SHORT EXERCISE:
Work out how many lines of the material below mention the word "name"; reply with the number only.

DATA FOR THIS TASK:
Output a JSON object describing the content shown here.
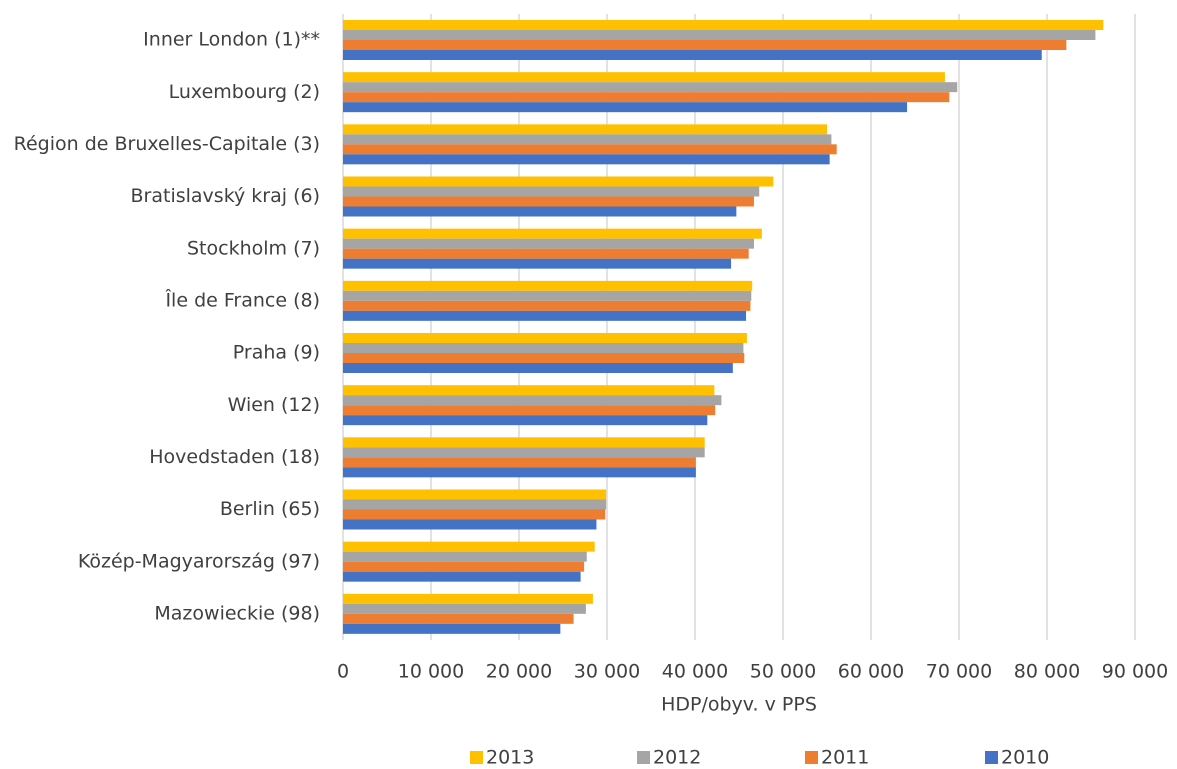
{
  "chart_data": {
    "type": "bar",
    "orientation": "horizontal",
    "x_label": "HDP/obyv. v PPS",
    "categories": [
      "Inner London (1)**",
      "Luxembourg (2)",
      "Région de Bruxelles-Capitale (3)",
      "Bratislavský kraj (6)",
      "Stockholm (7)",
      "Île de France (8)",
      "Praha (9)",
      "Wien (12)",
      "Hovedstaden (18)",
      "Berlin (65)",
      "Közép-Magyarország (97)",
      "Mazowieckie (98)"
    ],
    "series": [
      {
        "name": "2013",
        "color": "#ffc000",
        "values": [
          86400,
          68400,
          55000,
          48900,
          47600,
          46500,
          45900,
          42200,
          41100,
          29900,
          28600,
          28400
        ]
      },
      {
        "name": "2012",
        "color": "#a5a5a5",
        "values": [
          85500,
          69800,
          55500,
          47300,
          46700,
          46400,
          45500,
          43000,
          41100,
          29900,
          27700,
          27600
        ]
      },
      {
        "name": "2011",
        "color": "#ed7d31",
        "values": [
          82200,
          68900,
          56100,
          46700,
          46100,
          46300,
          45600,
          42300,
          40100,
          29800,
          27400,
          26200
        ]
      },
      {
        "name": "2010",
        "color": "#4472c4",
        "values": [
          79400,
          64100,
          55300,
          44700,
          44100,
          45800,
          44300,
          41400,
          40100,
          28800,
          27000,
          24700
        ]
      }
    ],
    "xlim": [
      0,
      90000
    ],
    "xticks": [
      0,
      {
        "value": 10000,
        "label": "10 000"
      },
      {
        "value": 20000,
        "label": "20 000"
      },
      {
        "value": 30000,
        "label": "30 000"
      },
      {
        "value": 40000,
        "label": "40 000"
      },
      {
        "value": 50000,
        "label": "50 000"
      },
      {
        "value": 60000,
        "label": "60 000"
      },
      {
        "value": 70000,
        "label": "70 000"
      },
      {
        "value": 80000,
        "label": "80 000"
      },
      {
        "value": 90000,
        "label": "90 000"
      }
    ],
    "grid": true,
    "legend": "bottom"
  }
}
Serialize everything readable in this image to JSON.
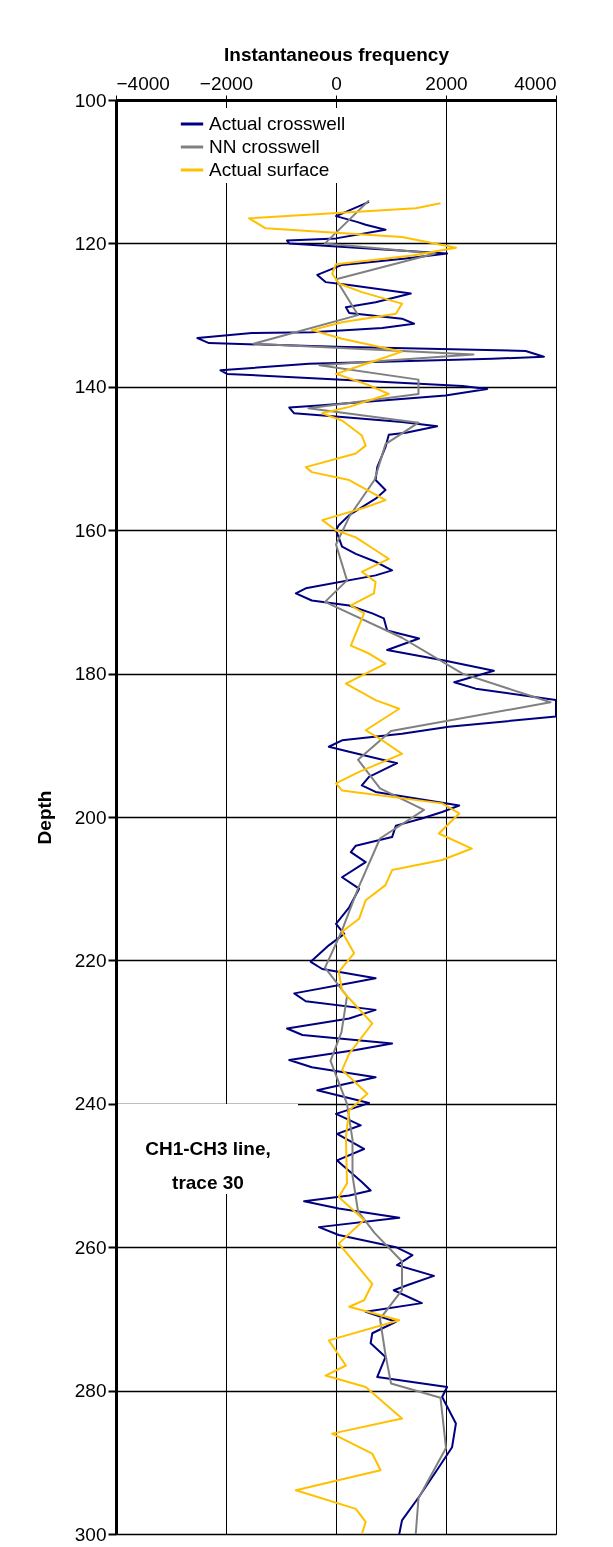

OUTPUT OF THE TASK:
4